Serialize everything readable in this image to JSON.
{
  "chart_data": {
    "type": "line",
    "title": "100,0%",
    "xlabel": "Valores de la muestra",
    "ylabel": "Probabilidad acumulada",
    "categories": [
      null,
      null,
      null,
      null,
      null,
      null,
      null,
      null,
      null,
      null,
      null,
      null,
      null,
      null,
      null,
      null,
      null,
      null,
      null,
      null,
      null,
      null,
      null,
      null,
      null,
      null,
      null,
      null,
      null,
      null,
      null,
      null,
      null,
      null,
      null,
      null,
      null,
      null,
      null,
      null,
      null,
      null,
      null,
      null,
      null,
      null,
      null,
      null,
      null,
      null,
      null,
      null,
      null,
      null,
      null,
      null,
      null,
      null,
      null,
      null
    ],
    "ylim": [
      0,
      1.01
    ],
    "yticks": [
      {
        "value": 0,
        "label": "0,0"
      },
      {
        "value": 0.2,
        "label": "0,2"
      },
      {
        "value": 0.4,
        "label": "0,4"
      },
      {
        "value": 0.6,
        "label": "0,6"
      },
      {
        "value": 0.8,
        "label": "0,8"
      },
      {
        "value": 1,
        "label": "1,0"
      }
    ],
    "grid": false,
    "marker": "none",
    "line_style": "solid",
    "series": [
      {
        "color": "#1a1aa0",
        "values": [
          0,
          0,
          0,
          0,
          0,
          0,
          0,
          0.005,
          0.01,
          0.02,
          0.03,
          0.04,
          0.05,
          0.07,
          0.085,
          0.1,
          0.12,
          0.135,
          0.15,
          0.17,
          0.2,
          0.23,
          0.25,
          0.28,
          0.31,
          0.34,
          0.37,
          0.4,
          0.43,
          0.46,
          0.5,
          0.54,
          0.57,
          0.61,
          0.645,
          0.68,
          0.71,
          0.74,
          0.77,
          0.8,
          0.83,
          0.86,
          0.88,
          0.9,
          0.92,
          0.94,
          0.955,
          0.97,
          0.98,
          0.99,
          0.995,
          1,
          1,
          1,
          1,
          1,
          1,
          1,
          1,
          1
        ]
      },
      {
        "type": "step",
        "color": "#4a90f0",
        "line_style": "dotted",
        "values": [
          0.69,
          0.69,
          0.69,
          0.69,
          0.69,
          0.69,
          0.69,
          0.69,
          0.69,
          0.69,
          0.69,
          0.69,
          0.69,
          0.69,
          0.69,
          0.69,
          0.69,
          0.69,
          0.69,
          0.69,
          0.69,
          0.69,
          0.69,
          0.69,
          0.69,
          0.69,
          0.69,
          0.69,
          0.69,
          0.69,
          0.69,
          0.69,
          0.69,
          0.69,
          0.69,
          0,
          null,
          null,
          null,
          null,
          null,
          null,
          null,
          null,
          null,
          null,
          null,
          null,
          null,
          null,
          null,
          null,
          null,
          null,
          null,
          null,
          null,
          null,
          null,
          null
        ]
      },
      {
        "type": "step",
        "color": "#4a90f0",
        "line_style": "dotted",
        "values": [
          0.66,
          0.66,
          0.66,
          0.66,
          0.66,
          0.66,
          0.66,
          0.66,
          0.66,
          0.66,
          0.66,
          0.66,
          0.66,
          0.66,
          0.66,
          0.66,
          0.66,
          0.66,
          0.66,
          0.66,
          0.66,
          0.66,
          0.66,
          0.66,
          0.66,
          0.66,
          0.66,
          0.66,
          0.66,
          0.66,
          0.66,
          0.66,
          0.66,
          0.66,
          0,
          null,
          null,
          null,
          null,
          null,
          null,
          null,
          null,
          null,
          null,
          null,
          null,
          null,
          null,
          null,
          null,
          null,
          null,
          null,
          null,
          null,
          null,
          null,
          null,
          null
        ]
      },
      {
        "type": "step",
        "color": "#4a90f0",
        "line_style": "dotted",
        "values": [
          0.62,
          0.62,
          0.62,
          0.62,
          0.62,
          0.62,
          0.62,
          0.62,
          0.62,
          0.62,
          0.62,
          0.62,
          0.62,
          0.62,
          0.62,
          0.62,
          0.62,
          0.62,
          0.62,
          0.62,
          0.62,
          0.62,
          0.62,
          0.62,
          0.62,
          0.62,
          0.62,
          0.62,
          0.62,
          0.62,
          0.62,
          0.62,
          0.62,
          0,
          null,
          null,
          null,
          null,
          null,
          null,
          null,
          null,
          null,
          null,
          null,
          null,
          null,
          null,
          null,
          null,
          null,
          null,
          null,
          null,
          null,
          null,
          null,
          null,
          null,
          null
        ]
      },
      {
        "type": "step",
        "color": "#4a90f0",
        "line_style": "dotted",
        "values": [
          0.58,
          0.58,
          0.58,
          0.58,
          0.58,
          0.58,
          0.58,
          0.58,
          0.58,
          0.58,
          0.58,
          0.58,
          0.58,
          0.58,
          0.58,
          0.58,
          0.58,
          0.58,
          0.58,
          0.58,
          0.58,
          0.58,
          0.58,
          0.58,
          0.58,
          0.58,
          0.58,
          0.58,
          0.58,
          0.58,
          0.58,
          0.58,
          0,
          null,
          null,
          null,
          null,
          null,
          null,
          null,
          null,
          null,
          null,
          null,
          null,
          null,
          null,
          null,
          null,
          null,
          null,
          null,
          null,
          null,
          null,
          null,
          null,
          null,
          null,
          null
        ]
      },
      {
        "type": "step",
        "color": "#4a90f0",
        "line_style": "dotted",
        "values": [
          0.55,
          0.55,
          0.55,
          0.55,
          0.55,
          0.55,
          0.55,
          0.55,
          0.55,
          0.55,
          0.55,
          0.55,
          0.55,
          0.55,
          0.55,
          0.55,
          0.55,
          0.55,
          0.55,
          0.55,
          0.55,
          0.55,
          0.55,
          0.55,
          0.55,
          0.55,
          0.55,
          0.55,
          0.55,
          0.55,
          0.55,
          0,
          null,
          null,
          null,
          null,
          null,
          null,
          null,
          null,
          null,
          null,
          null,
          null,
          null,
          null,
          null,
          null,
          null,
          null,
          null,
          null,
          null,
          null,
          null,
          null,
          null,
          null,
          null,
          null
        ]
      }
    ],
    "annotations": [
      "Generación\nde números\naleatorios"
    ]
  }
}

*****

Problem statement: Reproduce the material in full, with no word added or dropped.

Solution to this task:
Serialize everything readable in this image to JSON.
{
  "chart_data": {
    "type": "line",
    "title": "100,0%",
    "xlabel": "Valores de la muestra",
    "ylabel": "Probabilidad acumulada",
    "categories": [
      null,
      null,
      null,
      null,
      null,
      null,
      null,
      null,
      null,
      null,
      null,
      null,
      null,
      null,
      null,
      null,
      null,
      null,
      null,
      null,
      null,
      null,
      null,
      null,
      null,
      null,
      null,
      null,
      null,
      null,
      null,
      null,
      null,
      null,
      null,
      null,
      null,
      null,
      null,
      null,
      null,
      null,
      null,
      null,
      null,
      null,
      null,
      null,
      null,
      null,
      null,
      null,
      null,
      null,
      null,
      null,
      null,
      null,
      null,
      null
    ],
    "ylim": [
      0,
      1.01
    ],
    "yticks": [
      {
        "value": 0,
        "label": "0,0"
      },
      {
        "value": 0.2,
        "label": "0,2"
      },
      {
        "value": 0.4,
        "label": "0,4"
      },
      {
        "value": 0.6,
        "label": "0,6"
      },
      {
        "value": 0.8,
        "label": "0,8"
      },
      {
        "value": 1,
        "label": "1,0"
      }
    ],
    "grid": false,
    "marker": "none",
    "line_style": "solid",
    "series": [
      {
        "color": "#1a1aa0",
        "values": [
          0,
          0,
          0,
          0,
          0,
          0,
          0,
          0.005,
          0.01,
          0.02,
          0.03,
          0.04,
          0.05,
          0.07,
          0.085,
          0.1,
          0.12,
          0.135,
          0.15,
          0.17,
          0.2,
          0.23,
          0.25,
          0.28,
          0.31,
          0.34,
          0.37,
          0.4,
          0.43,
          0.46,
          0.5,
          0.54,
          0.57,
          0.61,
          0.645,
          0.68,
          0.71,
          0.74,
          0.77,
          0.8,
          0.83,
          0.86,
          0.88,
          0.9,
          0.92,
          0.94,
          0.955,
          0.97,
          0.98,
          0.99,
          0.995,
          1,
          1,
          1,
          1,
          1,
          1,
          1,
          1,
          1
        ]
      },
      {
        "type": "step",
        "color": "#4a90f0",
        "line_style": "dotted",
        "values": [
          0.69,
          0.69,
          0.69,
          0.69,
          0.69,
          0.69,
          0.69,
          0.69,
          0.69,
          0.69,
          0.69,
          0.69,
          0.69,
          0.69,
          0.69,
          0.69,
          0.69,
          0.69,
          0.69,
          0.69,
          0.69,
          0.69,
          0.69,
          0.69,
          0.69,
          0.69,
          0.69,
          0.69,
          0.69,
          0.69,
          0.69,
          0.69,
          0.69,
          0.69,
          0.69,
          0,
          null,
          null,
          null,
          null,
          null,
          null,
          null,
          null,
          null,
          null,
          null,
          null,
          null,
          null,
          null,
          null,
          null,
          null,
          null,
          null,
          null,
          null,
          null,
          null
        ]
      },
      {
        "type": "step",
        "color": "#4a90f0",
        "line_style": "dotted",
        "values": [
          0.66,
          0.66,
          0.66,
          0.66,
          0.66,
          0.66,
          0.66,
          0.66,
          0.66,
          0.66,
          0.66,
          0.66,
          0.66,
          0.66,
          0.66,
          0.66,
          0.66,
          0.66,
          0.66,
          0.66,
          0.66,
          0.66,
          0.66,
          0.66,
          0.66,
          0.66,
          0.66,
          0.66,
          0.66,
          0.66,
          0.66,
          0.66,
          0.66,
          0.66,
          0,
          null,
          null,
          null,
          null,
          null,
          null,
          null,
          null,
          null,
          null,
          null,
          null,
          null,
          null,
          null,
          null,
          null,
          null,
          null,
          null,
          null,
          null,
          null,
          null,
          null
        ]
      },
      {
        "type": "step",
        "color": "#4a90f0",
        "line_style": "dotted",
        "values": [
          0.62,
          0.62,
          0.62,
          0.62,
          0.62,
          0.62,
          0.62,
          0.62,
          0.62,
          0.62,
          0.62,
          0.62,
          0.62,
          0.62,
          0.62,
          0.62,
          0.62,
          0.62,
          0.62,
          0.62,
          0.62,
          0.62,
          0.62,
          0.62,
          0.62,
          0.62,
          0.62,
          0.62,
          0.62,
          0.62,
          0.62,
          0.62,
          0.62,
          0,
          null,
          null,
          null,
          null,
          null,
          null,
          null,
          null,
          null,
          null,
          null,
          null,
          null,
          null,
          null,
          null,
          null,
          null,
          null,
          null,
          null,
          null,
          null,
          null,
          null,
          null
        ]
      },
      {
        "type": "step",
        "color": "#4a90f0",
        "line_style": "dotted",
        "values": [
          0.58,
          0.58,
          0.58,
          0.58,
          0.58,
          0.58,
          0.58,
          0.58,
          0.58,
          0.58,
          0.58,
          0.58,
          0.58,
          0.58,
          0.58,
          0.58,
          0.58,
          0.58,
          0.58,
          0.58,
          0.58,
          0.58,
          0.58,
          0.58,
          0.58,
          0.58,
          0.58,
          0.58,
          0.58,
          0.58,
          0.58,
          0.58,
          0,
          null,
          null,
          null,
          null,
          null,
          null,
          null,
          null,
          null,
          null,
          null,
          null,
          null,
          null,
          null,
          null,
          null,
          null,
          null,
          null,
          null,
          null,
          null,
          null,
          null,
          null,
          null
        ]
      },
      {
        "type": "step",
        "color": "#4a90f0",
        "line_style": "dotted",
        "values": [
          0.55,
          0.55,
          0.55,
          0.55,
          0.55,
          0.55,
          0.55,
          0.55,
          0.55,
          0.55,
          0.55,
          0.55,
          0.55,
          0.55,
          0.55,
          0.55,
          0.55,
          0.55,
          0.55,
          0.55,
          0.55,
          0.55,
          0.55,
          0.55,
          0.55,
          0.55,
          0.55,
          0.55,
          0.55,
          0.55,
          0.55,
          0,
          null,
          null,
          null,
          null,
          null,
          null,
          null,
          null,
          null,
          null,
          null,
          null,
          null,
          null,
          null,
          null,
          null,
          null,
          null,
          null,
          null,
          null,
          null,
          null,
          null,
          null,
          null,
          null
        ]
      }
    ],
    "annotations": [
      "Generación\nde números\naleatorios"
    ]
  }
}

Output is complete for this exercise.